* _Short problem_: Write the next part of the passage on merger control, starting immediately after its final sentence.
----- Excerpt to read -----
The period for a party to obtain merger control clearance will depend on a number of factors such as the requirements in each jurisdiction and the complexity of the transaction. In general, transactions can be subject to either one or two phases of review, depending on whether there is any competition issue raised. Transactions which do not raise significant competition law concerns (or if such competition concerns are likely to be remedied by commitments) will typically be cleared during a first phase review which takes up to 4 weeks in most jurisdictions.  More problematic transactions can be subject to a lengthier second phase review of up to 32 weeks. It is therefore essential for parties to obtain advice at an early stage on the implications of merger control requirements and assess if a lengthy merger control process is envisaged. This will facilitate determination of certain terms of the transaction documentation such as an appropriate long stop date for the transaction.
 
Structural changes to the transaction
 
Where a competition authority considers that a M&A transaction will result in significant anti-competitive effects, it can require the parties involved to enter into commitments to remedy those anti-competitive effects. An example of these commitments can be found in acquisition of Spectrum Brands Holdings, Inc by Energizer Holdings, Inc whereby the merged entity would become the largest supplier of batteries and related products in several countries in the European Economic Area. To address competition concerns raised by the European Commission, the applicants proposed commitments, which were accepted by the Commission, to divest certain regional business of the target and to enter into exclusive supply and licence agreement with purchaser of such regional business (Case M.8988 Energizer/Spectrum Brands (Battery and Portable Lighting Business). In the event merger clearance is required from several competition authorities, diverse commitments may also be imposed by different competition authorities to address competition concerns in each jurisdiction. Parties will need to ensure that they are in a position to implement such commitments across a global framework and ensure compliance with the different requirements in each jurisdiction.
 
A competition authority can also prohibit a transaction which will result in significant anti-competitive effects entirely. Based on publicly available information, at least 29 M&A transactions with a value of at least EUR46.3 billion were prohibited or abandoned in major jurisdictions in 2018 as a result of competition law intervention. Hence, parties should assess at the outset whether a transaction is likely to have an impact on competition in the relevant jurisdictions and perhaps whether a buyer would rather look at more “competition-law friendly” targets. This will enable them to take steps to mitigate any costs and adverse impacts of merger control processes.
 
EXISTING MERGER CONTROL REGIMES IN MALAYSIA
 
Notwithstanding the lack of generic merger control provisions applicable to all industries under the Competition Act, there are sector-specific laws and guidelines that regulate mergers in the context of competition law. These sectors are aviation services and the communications and multimedia sectors, enforced by the Malaysian Aviation Commission (“MAVCOM”), and the Malaysian Communications and Multimedia Commission (“MCMC”) respectively.
 
Aviation services sector
 
The Malaysia Aviation Commission Act 2015 (“MACA”) is presently the only statutory merger control regime in Malaysia. Apart from also dealing with anti-competitive agreements (section 49) and abuse of dominant position (section 53), section 54 of the MACA states that any mergers which ‘have resulted, or may be expected to result, in a substantial lessening of competition in any aviation service market’ is prohibited.
----- Information shown -----
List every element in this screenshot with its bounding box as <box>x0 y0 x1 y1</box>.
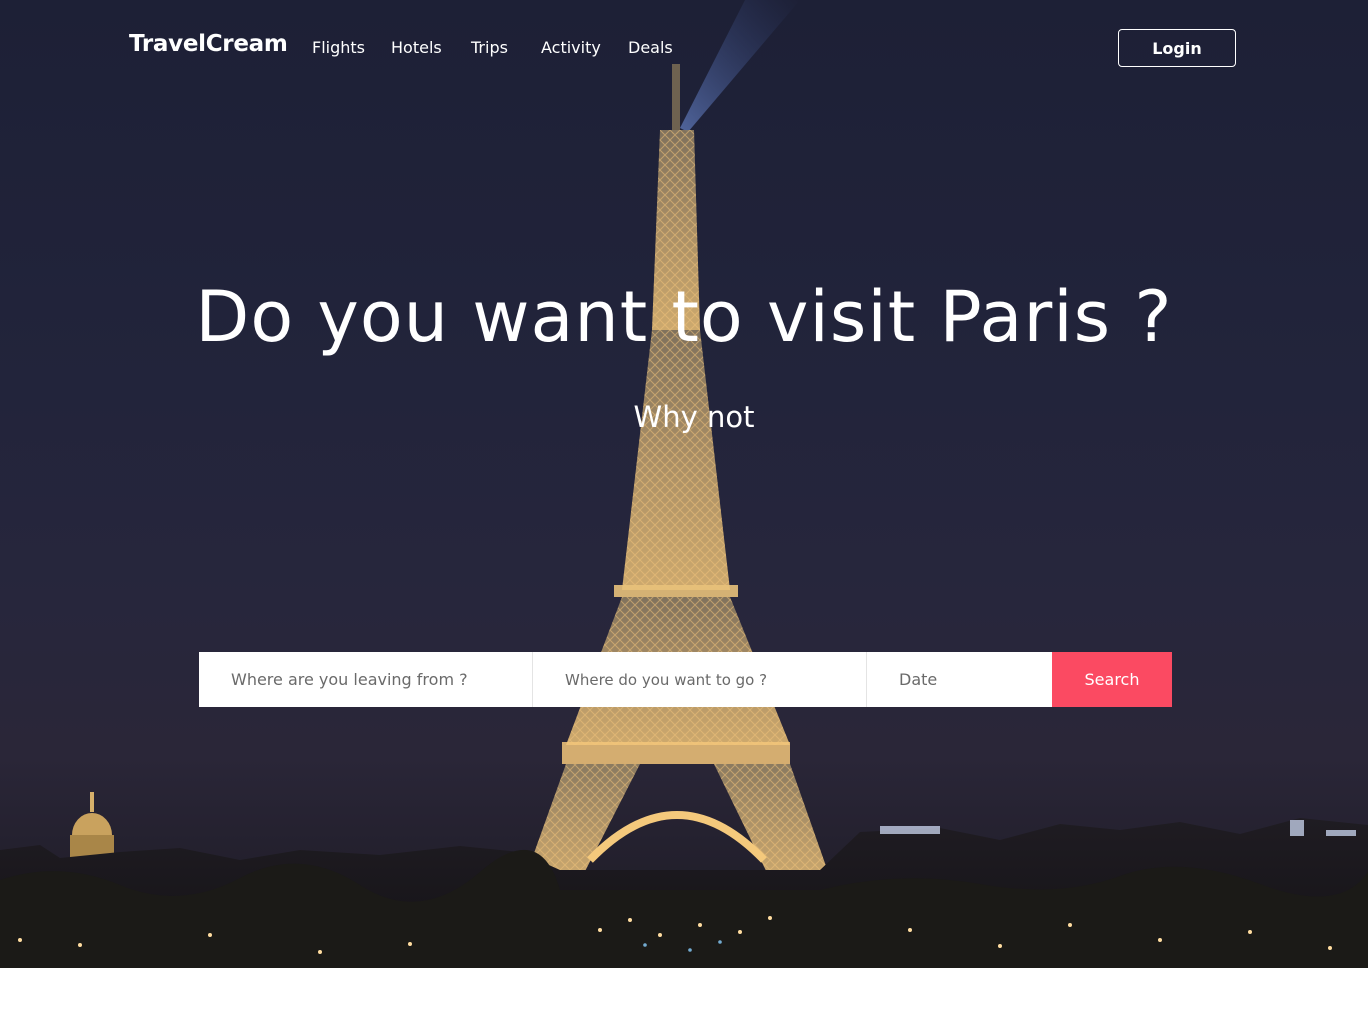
-----
* _Task response_:
According to the MACA, a merger occurs if:
  1. two or more enterprises, previously independent of one another, merge;
  2. one or more persons or enterprises acquire direct or indirect control of the whole or part of one or more enterprises;
  3. the result of an acquisition by one enterprise of the assets (including goodwill), or a substantial part of the assets, of another enterprise is to place the first-mentioned enterprise in a position to replace or substantially replace the second-mentioned enterprise in the business or, as appropriate, the part concerned of the business in which the second-mentioned enterprise was engaged immediately before the acquisition; or
  4. a joint venture is created to perform, on a lasting basis, all the functions of an autonomous economic entity.

The MACA merger control is a voluntary regime. Accordingly, for notification and assessment of a merger, parties should self-assess whether a merger can result in a substantial lessening of competition within any market affecting Malaysia, and whether a merger notification should be made to MAVCOM. MAVCOM is more likely to investigate a merger or proposed merger where:
  1. the combined turnover of the merger parties in Malaysia in the financial year preceding the transaction is at least RM50 million; or
  2.  the combined worldwide turnover of the merger parties in the financial year preceding the transaction is at least RM500 million.
Communications and multimedia sector
 
The communications and multimedia sector in Malaysia is regulated by the MCMC under the Communications and Multimedia Act 1998 (“CMA”). The existing Guideline on Substantial Lessening of Competition issued by the MCMC expressly states that the regulator considers that mergers involving telecommunications and multimedia licensees must be investigated as ‘conduct which has the purpose of substantially lessening competition in a communications market’ (under section 133 of the CMA). The definition of a merger is similar to that set out in the MACA.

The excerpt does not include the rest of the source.